## Written request 1
In the FEAL-4 text, how many 32-bit subkeys is the 64-bit key expanded to?
## Written request 2
Reproduce the FEAL-4 text from "The target throughout" up to and including "learning the ropes.".

## Text passage
•••
Here is the code I wrote that demonstrates the technique described on this page. Writing clear code that is easy to understand by humans is not a strong point of mine. Be sure that you have the diagrams on this page in front of you (preferably printed out) while reading the code. Enjoy!

FEAL-4 Differential Cryptanalysis Code - [feal4full.c]

FEAL-4

The target throughout this tutorial will be FEAL-4. FEAL stands for Fast data Encipherment ALgorithm. This is the first "real world" cipher we've examined so far and it is somewhat unique in the crypto world. For one thing, it is notoriously vulnerable to just about every statistical attack out there. As a result, the FEAL family of block ciphers has become a whipping boy for cryptanalysts. For noobs like us, this makes it perfect for learning the ropes.

FEAL-4 is a 4 round Feistel cipher with a 64 bit block size. This means that the algorithm encrypts/decrypts data in 64 bit chunks. The Feistel structure means that the blocks are actually split in half for processing. These halves are mixed together via XOR operations throughout the encryption. The non-linear component (the heart of the cipher) is called the round function. It is a one-way/trapdoor function that takes a 32 bit input and produces a 32 bit output. This function is used 4 times during encryption: once for each round. The strength of FEAL-4 against statistical attacks like differential cryptanalysis is dependent on the behavior of this round function.

The 64 bit key is expanded to six 32 bit subkeys. The somewhat seperate process that achieves this is known as the key schedule. In the case of FEAL, this process is designed to be one-way. In other words, if you are able to recover one of the subkeys, it should be impossible to use that information to recover part of the "real" 64-bit key. Luckily, we only need all of the subkeys that are generated by the key schedule (or our own cryptanalysis efforts) to decrypt goodies. This means that recovering the original 64-bit key is not required. We'll ignore the key scheduling process for now and pretend that the six 32-bit subkeys are all generated randomly/independently. In other words, we are behaving as if FEAL-4 has a 192 bit key.

Structure of FEAL

The overall layout of FEAL is that of a Feistel cipher. It splits the data being encrypted into left and right halves. The right half is mixed with the round's subkey, then it is run through a one-way function called the round function (designated by f in the diagram) and combined with the left half using the XOR operation. The resulting halves are then swapped and the process is repeated for the other rounds. Before any of these rounds happen, subkeys 4 and 5 are used to XOR the incoming plaintext. This bookends the cipher and ensures that all 4 rounds actually matter.

The mixing of the subkeys using XOR is, by far, the gold standard for getting keying material into a cipher. The problem is that its very easy to "undo" XOR and recover the key if an attacker holds some plaintext and some ciphertext. To prevent this, cipher should employ elements of confusion and diffusion. In the case of FEAL, the round function provides both. Although there is some diffusion happening inherently in the Feistel structure itself (left and right halves mixing), most happens in the round function. As far as I can tell, the the overall structure does not provide confusion at all, but the round function does.
•••
## Stored records
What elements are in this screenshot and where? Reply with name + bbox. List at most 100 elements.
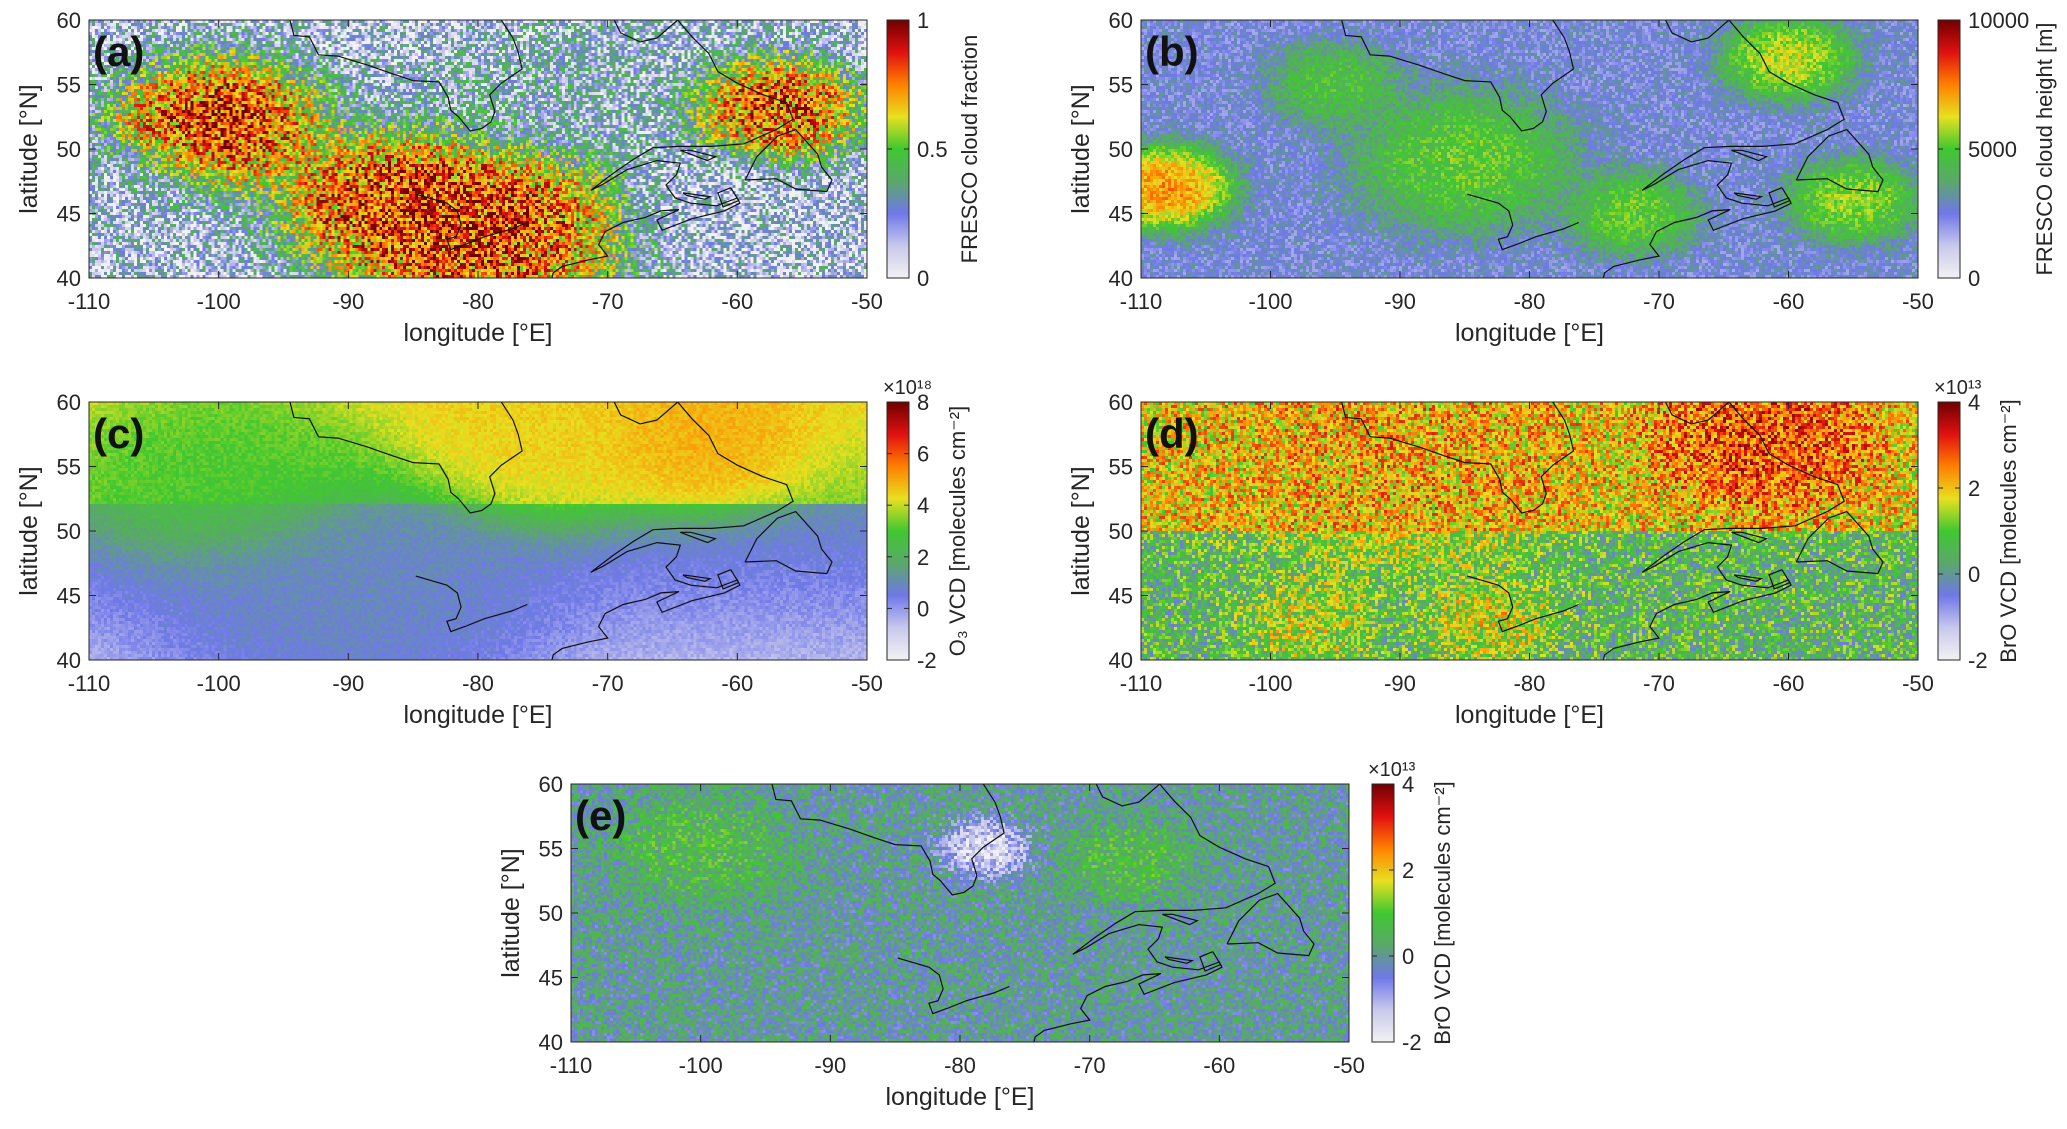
- coastline: [289, 402, 833, 660]
- y-tick-label: 45: [57, 202, 81, 227]
- x-tick-label: -80: [1514, 671, 1546, 696]
- coastline-segment: [897, 957, 1010, 1015]
- coastline: [289, 20, 833, 278]
- heatmap-field: [1141, 20, 1918, 278]
- x-tick-label: -100: [679, 1053, 723, 1078]
- x-tick-label: -90: [814, 1053, 846, 1078]
- colorbar-tick-label: 4: [1968, 390, 1980, 415]
- coastline-segment: [1664, 20, 1730, 43]
- y-axis-label: latitude [°N]: [497, 848, 525, 978]
- x-axis-label: longitude [°E]: [404, 701, 553, 729]
- coastline-segment: [289, 20, 523, 132]
- colorbar-tick-label: -2: [917, 648, 937, 673]
- colorbar-tick-label: 2: [1968, 476, 1980, 501]
- x-tick-label: -50: [1902, 671, 1934, 696]
- coastline-segment: [1731, 149, 1769, 162]
- coastline-segment: [1664, 402, 1730, 425]
- x-tick-label: -100: [1248, 671, 1292, 696]
- coastline-segment: [1731, 531, 1769, 544]
- x-tick-label: -60: [1773, 289, 1805, 314]
- x-tick-label: -60: [1773, 671, 1805, 696]
- x-tick-label: -90: [1384, 289, 1416, 314]
- colorbar-tick-label: 0: [1402, 944, 1414, 969]
- x-tick-label: -50: [851, 671, 883, 696]
- x-tick-label: -60: [721, 671, 753, 696]
- y-tick-label: 50: [539, 901, 563, 926]
- colorbar: [1937, 401, 1961, 661]
- y-tick-label: 40: [57, 648, 81, 673]
- colorbar-tick-label: 2: [1402, 858, 1414, 883]
- colorbar-tick-label: 4: [917, 493, 929, 518]
- coastline-segment: [1164, 956, 1195, 964]
- x-tick-label: -70: [592, 671, 624, 696]
- coastline-segment: [415, 193, 528, 251]
- x-axis-label: longitude [°E]: [1455, 701, 1604, 729]
- coastline-segment: [1199, 951, 1222, 972]
- coastline-segment: [680, 149, 717, 162]
- colorbar-exponent: ×10¹³: [1368, 759, 1416, 781]
- y-tick-label: 55: [1109, 455, 1133, 480]
- colorbar-tick-label: -2: [1968, 648, 1988, 673]
- y-tick-label: 50: [1109, 137, 1133, 162]
- coastline-segment: [1467, 193, 1579, 251]
- coastline-segment: [1733, 192, 1764, 200]
- colorbar-exponent: ×10¹⁸: [883, 377, 932, 399]
- x-tick-label: -60: [1203, 1053, 1235, 1078]
- colorbar-tick-label: 0: [1968, 562, 1980, 587]
- y-tick-label: 60: [57, 8, 81, 33]
- x-axis-label: longitude [°E]: [1455, 319, 1604, 347]
- heatmap-field: [89, 20, 867, 278]
- x-tick-label: -50: [1902, 289, 1934, 314]
- coastline-segment: [717, 187, 740, 208]
- y-axis-label: latitude [°N]: [15, 84, 43, 214]
- y-axis-label: latitude [°N]: [1067, 466, 1095, 596]
- coastline: [771, 784, 1315, 1042]
- y-tick-label: 50: [1109, 519, 1133, 544]
- y-tick-label: 50: [57, 519, 81, 544]
- coastline-segment: [1341, 20, 1575, 132]
- x-tick-label: -50: [1333, 1053, 1365, 1078]
- x-tick-label: -90: [332, 671, 364, 696]
- x-tick-label: -90: [332, 289, 364, 314]
- x-tick-label: -110: [1120, 671, 1162, 696]
- x-tick-label: -80: [1514, 289, 1546, 314]
- colorbar-exponent: ×10¹³: [1934, 377, 1982, 399]
- coastline: [1341, 402, 1884, 660]
- colorbar-tick-label: 4: [1402, 772, 1414, 797]
- coastline-segment: [682, 574, 713, 582]
- x-tick-label: -90: [1384, 671, 1416, 696]
- y-tick-label: 45: [539, 966, 563, 991]
- colorbar-tick-label: 10000: [1968, 8, 2029, 33]
- y-axis-label: latitude [°N]: [1067, 84, 1095, 214]
- x-tick-label: -70: [1643, 289, 1675, 314]
- coastline-segment: [1795, 510, 1884, 575]
- panel-label: (e): [575, 792, 626, 839]
- coastline-segment: [1768, 187, 1791, 208]
- coastline-segment: [771, 784, 1005, 896]
- y-tick-label: 60: [539, 772, 563, 797]
- colorbar-tick-label: 6: [917, 442, 929, 467]
- x-tick-label: -110: [550, 1053, 592, 1078]
- y-tick-label: 55: [539, 837, 563, 862]
- coastline-segment: [551, 20, 794, 278]
- coastline-segment: [613, 402, 679, 425]
- panel-label: (d): [1145, 410, 1199, 457]
- coastline-segment: [289, 402, 523, 514]
- coastline-segment: [415, 575, 528, 633]
- heatmap-field: [1141, 402, 1918, 660]
- coastline-segment: [1341, 402, 1575, 514]
- coastline-segment: [680, 531, 717, 544]
- y-tick-label: 45: [1109, 202, 1133, 227]
- x-tick-label: -110: [68, 289, 110, 314]
- y-tick-label: 40: [1109, 648, 1133, 673]
- colorbar: [886, 401, 910, 661]
- colorbar-tick-label: 2: [917, 545, 929, 570]
- y-tick-label: 60: [1109, 8, 1133, 33]
- coastline-segment: [1602, 20, 1845, 278]
- y-tick-label: 55: [1109, 73, 1133, 98]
•••
## Right answer 1
Six.

## Right answer 2
The target throughout this tutorial will be FEAL-4. FEAL stands for Fast data Encipherment ALgorithm. This is the first "real world" cipher we've examined so far and it is somewhat unique in the crypto world. For one thing, it is notoriously vulnerable to just about every statistical attack out there. As a result, the FEAL family of block ciphers has become a whipping boy for cryptanalysts. For noobs like us, this makes it perfect for learning the ropes.